**DIRECTIVE**. Search the records for "connector". Copy every line where it appears.

========================================

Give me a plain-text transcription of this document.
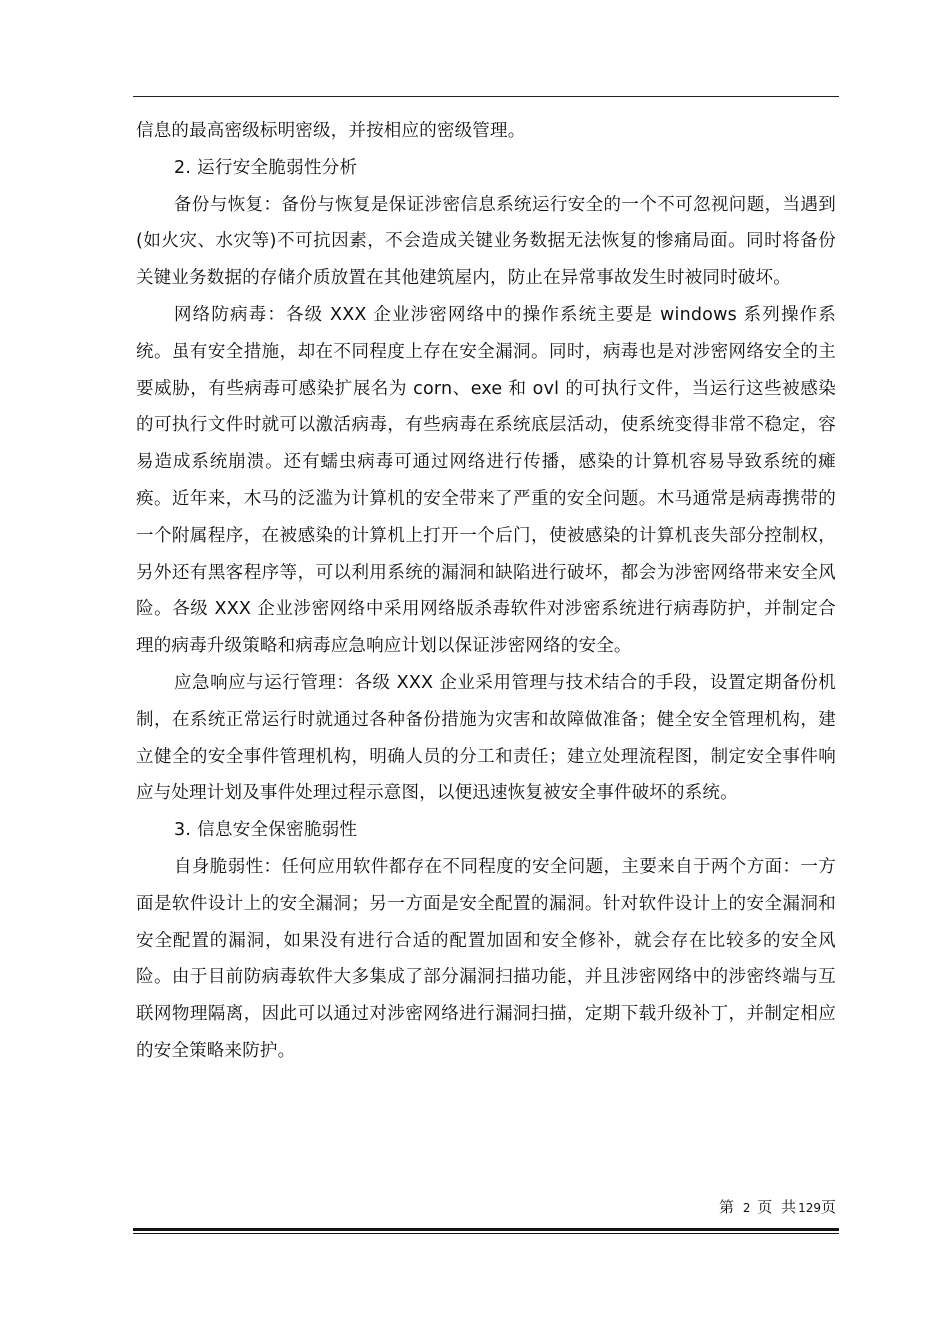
信息的最高密级标明密级，并按相应的密级管理。

2. 运行安全脆弱性分析

备份与恢复：备份与恢复是保证涉密信息系统运行安全的一个不可忽视问题，当遇到(如火灾、水灾等)不可抗因素，不会造成关键业务数据无法恢复的惨痛局面。同时将备份关键业务数据的存储介质放置在其他建筑屋内，防止在异常事故发生时被同时破坏。

网络防病毒：各级 XXX 企业涉密网络中的操作系统主要是 windows 系列操作系统。虽有安全措施，却在不同程度上存在安全漏洞。同时，病毒也是对涉密网络安全的主要威胁，有些病毒可感染扩展名为 corn、exe 和 ovl 的可执行文件，当运行这些被感染的可执行文件时就可以激活病毒，有些病毒在系统底层活动，使系统变得非常不稳定，容易造成系统崩溃。还有蠕虫病毒可通过网络进行传播，感染的计算机容易导致系统的瘫痪。近年来，木马的泛滥为计算机的安全带来了严重的安全问题。木马通常是病毒携带的一个附属程序，在被感染的计算机上打开一个后门，使被感染的计算机丧失部分控制权，另外还有黑客程序等，可以利用系统的漏洞和缺陷进行破坏，都会为涉密网络带来安全风险。各级 XXX 企业涉密网络中采用网络版杀毒软件对涉密系统进行病毒防护，并制定合理的病毒升级策略和病毒应急响应计划以保证涉密网络的安全。

应急响应与运行管理：各级 XXX 企业采用管理与技术结合的手段，设置定期备份机制，在系统正常运行时就通过各种备份措施为灾害和故障做准备；健全安全管理机构，建立健全的安全事件管理机构，明确人员的分工和责任；建立处理流程图，制定安全事件响应与处理计划及事件处理过程示意图，以便迅速恢复被安全事件破坏的系统。

3. 信息安全保密脆弱性

自身脆弱性：任何应用软件都存在不同程度的安全问题，主要来自于两个方面：一方面是软件设计上的安全漏洞；另一方面是安全配置的漏洞。针对软件设计上的安全漏洞和安全配置的漏洞，如果没有进行合适的配置加固和安全修补，就会存在比较多的安全风险。由于目前防病毒软件大多集成了部分漏洞扫描功能，并且涉密网络中的涉密终端与互联网物理隔离，因此可以通过对涉密网络进行漏洞扫描，定期下载升级补丁，并制定相应的安全策略来防护。

第 2 页 共129页
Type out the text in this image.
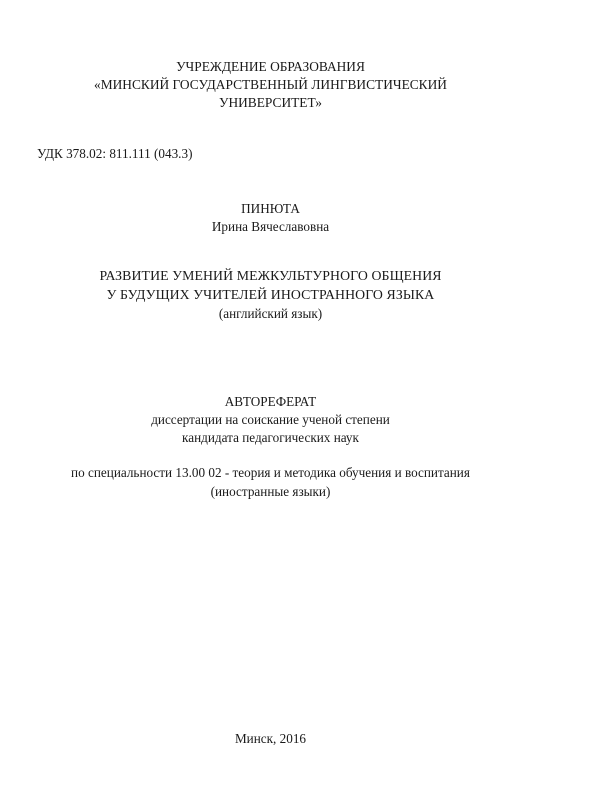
УЧРЕЖДЕНИЕ ОБРАЗОВАНИЯ
«МИНСКИЙ ГОСУДАРСТВЕННЫЙ ЛИНГВИСТИЧЕСКИЙ
УНИВЕРСИТЕТ»
УДК 378.02: 811.111 (043.3)
ПИНЮТА
Ирина Вячеславовна
РАЗВИТИЕ УМЕНИЙ МЕЖКУЛЬТУРНОГО ОБЩЕНИЯ
У БУДУЩИХ УЧИТЕЛЕЙ ИНОСТРАННОГО ЯЗЫКА
(английский язык)
АВТОРЕФЕРАТ
диссертации на соискание ученой степени
кандидата педагогических наук
по специальности 13.00 02 - теория и методика обучения и воспитания
(иностранные языки)
Минск, 2016
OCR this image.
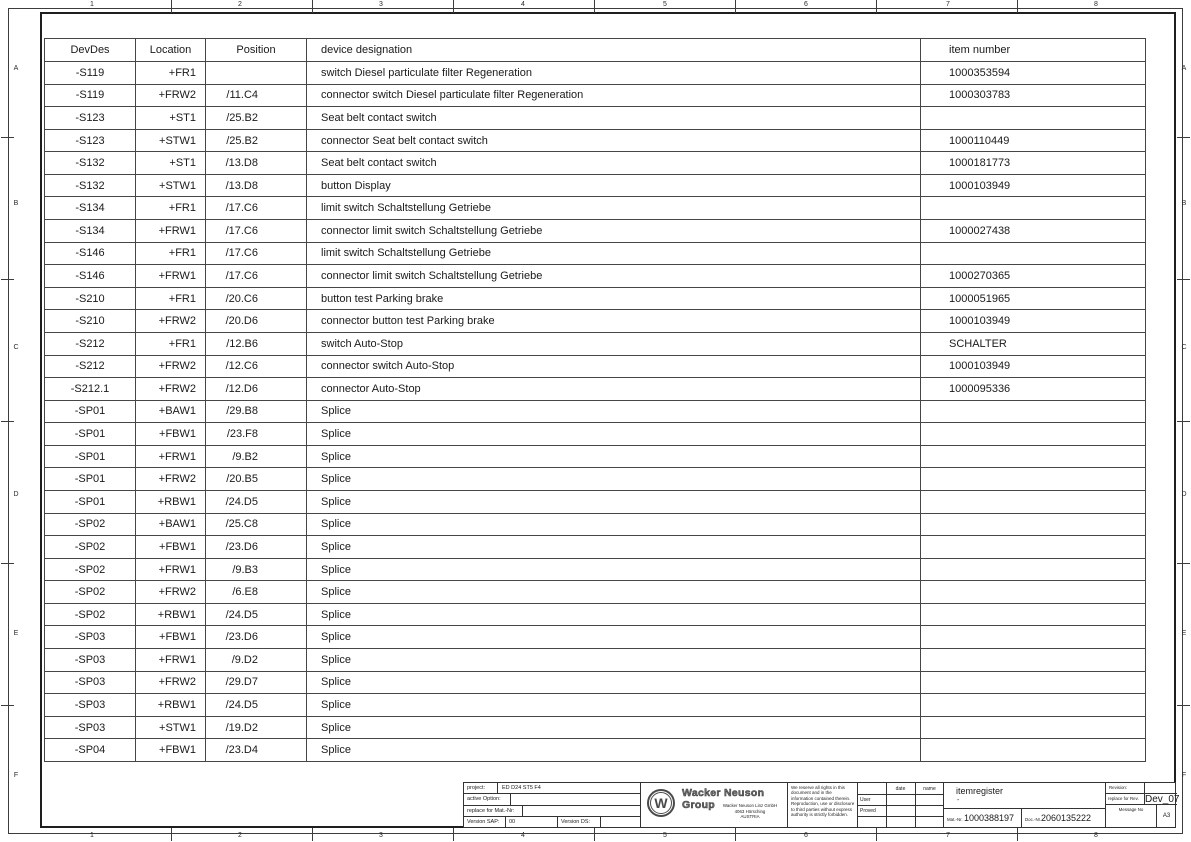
1
1
2
2
3
3
4
4
5
5
6
6
7
7
8
8
A	A
B	B
C	C
D	D
E	E
F	F
DevDes	Location	Position	device designation	item number
-S119	+FR1		switch Diesel particulate filter Regeneration	1000353594
-S119	+FRW2	/11.C4	connector switch Diesel particulate filter Regeneration	1000303783
-S123	+ST1	/25.B2	Seat belt contact switch	
-S123	+STW1	/25.B2	connector Seat belt contact switch	1000110449
-S132	+ST1	/13.D8	Seat belt contact switch	1000181773
-S132	+STW1	/13.D8	button Display	1000103949
-S134	+FR1	/17.C6	limit switch Schaltstellung Getriebe	
-S134	+FRW1	/17.C6	connector limit switch Schaltstellung Getriebe	1000027438
-S146	+FR1	/17.C6	limit switch Schaltstellung Getriebe	
-S146	+FRW1	/17.C6	connector limit switch Schaltstellung Getriebe	1000270365
-S210	+FR1	/20.C6	button test Parking brake	1000051965
-S210	+FRW2	/20.D6	connector button test Parking brake	1000103949
-S212	+FR1	/12.B6	switch Auto-Stop	SCHALTER
-S212	+FRW2	/12.C6	connector switch Auto-Stop	1000103949
-S212.1	+FRW2	/12.D6	connector Auto-Stop	1000095336
-SP01	+BAW1	/29.B8	Splice	
-SP01	+FBW1	/23.F8	Splice	
-SP01	+FRW1	/9.B2	Splice	
-SP01	+FRW2	/20.B5	Splice	
-SP01	+RBW1	/24.D5	Splice	
-SP02	+BAW1	/25.C8	Splice	
-SP02	+FBW1	/23.D6	Splice	
-SP02	+FRW1	/9.B3	Splice	
-SP02	+FRW2	/6.E8	Splice	
-SP02	+RBW1	/24.D5	Splice	
-SP03	+FBW1	/23.D6	Splice	
-SP03	+FRW1	/9.D2	Splice	
-SP03	+FRW2	/29.D7	Splice	
-SP03	+RBW1	/24.D5	Splice	
-SP03	+STW1	/19.D2	Splice	
-SP04	+FBW1	/23.D4	Splice	
project:	ED D24 ST5 F4
active Option:
replace for Mat.-Nr:
Version SAP:	00	Version DS:
W
Wacker Neuson
Group	Wacker Neuson Linz GmbH
4063 Hörsching
AUSTRIA
We reserve all rights in this document and in the information contained therein. Reproduction, use or disclosure to third parties without express authority is strictly forbidden.
date	name
User
Proved
itemregister
-
Mat.-Nr. 1000388197 Doc.-Nr. 2060135222
Revision:
replace for Rev. Dev_07
Message No
A3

========================================

**THE SOLUTION**.
-S119	+FRW2	/11.C4	connector switch Diesel particulate filter Regeneration	1000303783
-S123	+STW1	/25.B2	connector Seat belt contact switch	1000110449
-S134	+FRW1	/17.C6	connector limit switch Schaltstellung Getriebe	1000027438
-S146	+FRW1	/17.C6	connector limit switch Schaltstellung Getriebe	1000270365
-S210	+FRW2	/20.D6	connector button test Parking brake	1000103949
-S212	+FRW2	/12.C6	connector switch Auto-Stop	1000103949
-S212.1	+FRW2	/12.D6	connector Auto-Stop	1000095336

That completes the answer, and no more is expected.